# START OF Records supplied

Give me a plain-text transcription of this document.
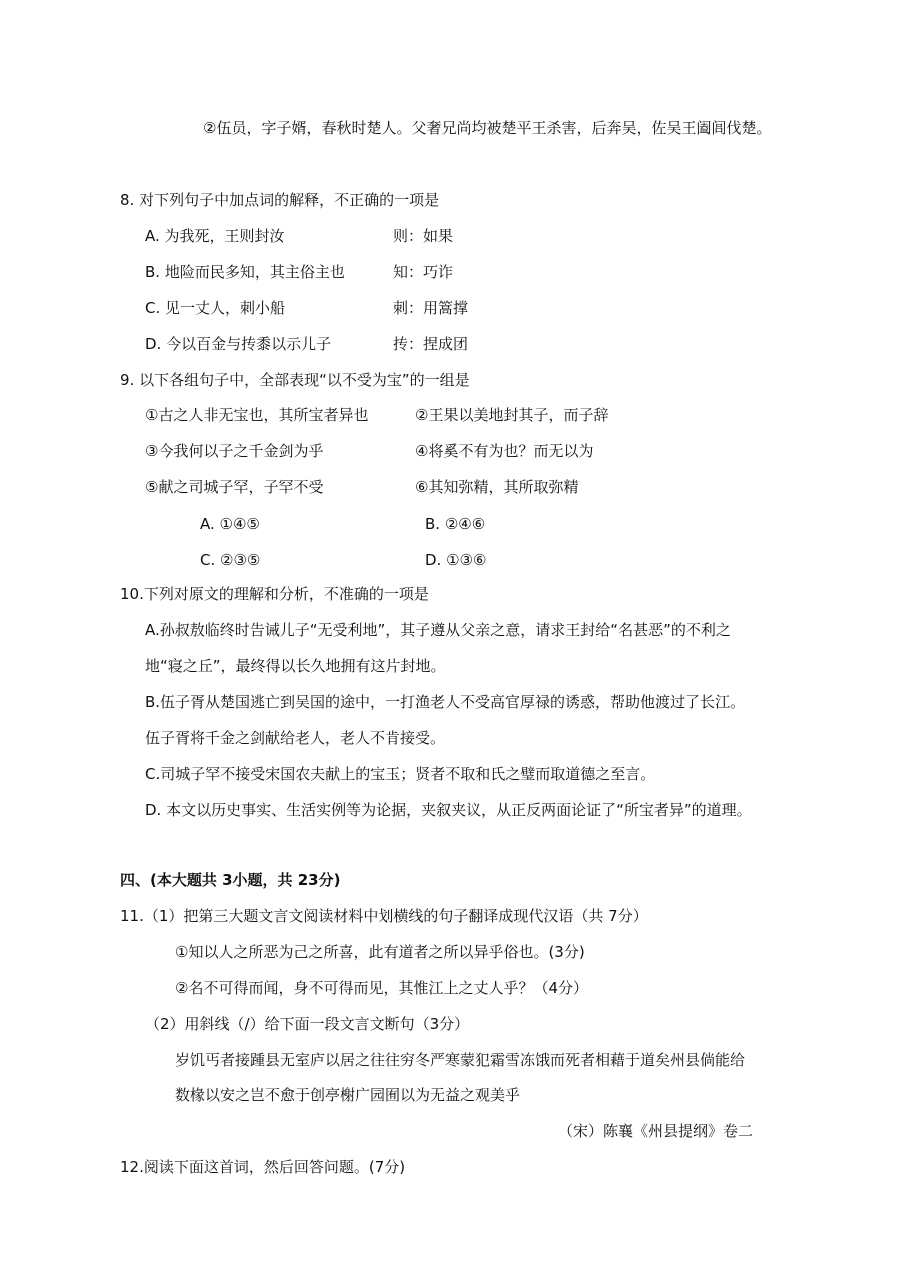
②伍员，字子婿，春秋时楚人。父奢兄尚均被楚平王杀害，后奔吴，佐吴王阖闾伐楚。
8. 对下列句子中加点词的解释，不正确的一项是
A. 为我死，王则封汝	则：如果
B. 地险而民多知，其主俗主也	知：巧诈
C. 见一丈人，刺小船	刺：用篙撑
D. 今以百金与抟黍以示儿子	抟：捏成团
9. 以下各组句子中，全部表现“以不受为宝”的一组是
①古之人非无宝也，其所宝者异也	②王果以美地封其子，而子辞
③今我何以子之千金剑为乎	④将奚不有为也？而无以为
⑤献之司城子罕，子罕不受	⑥其知弥精，其所取弥精
A. ①④⑤	B. ②④⑥
C. ②③⑤	D. ①③⑥
10.下列对原文的理解和分析，不准确的一项是
A.孙叔敖临终时告诫儿子“无受利地”，其子遵从父亲之意，请求王封给“名甚恶”的不利之
地“寝之丘”，最终得以长久地拥有这片封地。
B.伍子胥从楚国逃亡到吴国的途中，一打渔老人不受高官厚禄的诱惑，帮助他渡过了长江。
伍子胥将千金之剑献给老人，老人不肯接受。
C.司城子罕不接受宋国农夫献上的宝玉；贤者不取和氏之璧而取道德之至言。
D. 本文以历史事实、生活实例等为论据，夹叙夹议，从正反两面论证了“所宝者异”的道理。
四、(本大题共 3小题，共 23分)
11.（1）把第三大题文言文阅读材料中划横线的句子翻译成现代汉语（共 7分）
①知以人之所恶为己之所喜，此有道者之所以异乎俗也。(3分)
②名不可得而闻，身不可得而见，其惟江上之丈人乎？（4分）
（2）用斜线（/）给下面一段文言文断句（3分）
岁饥丐者接踵县无室庐以居之往往穷冬严寒蒙犯霜雪冻饿而死者相藉于道矣州县倘能给
数椽以安之岂不愈于创亭榭广园囿以为无益之观美乎
（宋）陈襄《州县提纲》卷二
12.阅读下面这首词，然后回答问题。(7分)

# END OF Records supplied

» **Task to complete**
Transcribe the records verbatim and omit the images.

» **Exercise solution**
Give me a plain-text transcription of this document.
②伍员，字子婿，春秋时楚人。父奢兄尚均被楚平王杀害，后奔吴，佐吴王阖闾伐楚。
8. 对下列句子中加点词的解释，不正确的一项是
A. 为我死，王则封汝	则：如果
B. 地险而民多知，其主俗主也	知：巧诈
C. 见一丈人，刺小船	刺：用篙撑
D. 今以百金与抟黍以示儿子	抟：捏成团
9. 以下各组句子中，全部表现“以不受为宝”的一组是
①古之人非无宝也，其所宝者异也	②王果以美地封其子，而子辞
③今我何以子之千金剑为乎	④将奚不有为也？而无以为
⑤献之司城子罕，子罕不受	⑥其知弥精，其所取弥精
A. ①④⑤	B. ②④⑥
C. ②③⑤	D. ①③⑥
10.下列对原文的理解和分析，不准确的一项是
A.孙叔敖临终时告诫儿子“无受利地”，其子遵从父亲之意，请求王封给“名甚恶”的不利之
地“寝之丘”，最终得以长久地拥有这片封地。
B.伍子胥从楚国逃亡到吴国的途中，一打渔老人不受高官厚禄的诱惑，帮助他渡过了长江。
伍子胥将千金之剑献给老人，老人不肯接受。
C.司城子罕不接受宋国农夫献上的宝玉；贤者不取和氏之璧而取道德之至言。
D. 本文以历史事实、生活实例等为论据，夹叙夹议，从正反两面论证了“所宝者异”的道理。
四、(本大题共 3小题，共 23分)
11.（1）把第三大题文言文阅读材料中划横线的句子翻译成现代汉语（共 7分）
①知以人之所恶为己之所喜，此有道者之所以异乎俗也。(3分)
②名不可得而闻，身不可得而见，其惟江上之丈人乎？（4分）
（2）用斜线（/）给下面一段文言文断句（3分）
岁饥丐者接踵县无室庐以居之往往穷冬严寒蒙犯霜雪冻饿而死者相藉于道矣州县倘能给
数椽以安之岂不愈于创亭榭广园囿以为无益之观美乎
（宋）陈襄《州县提纲》卷二
12.阅读下面这首词，然后回答问题。(7分)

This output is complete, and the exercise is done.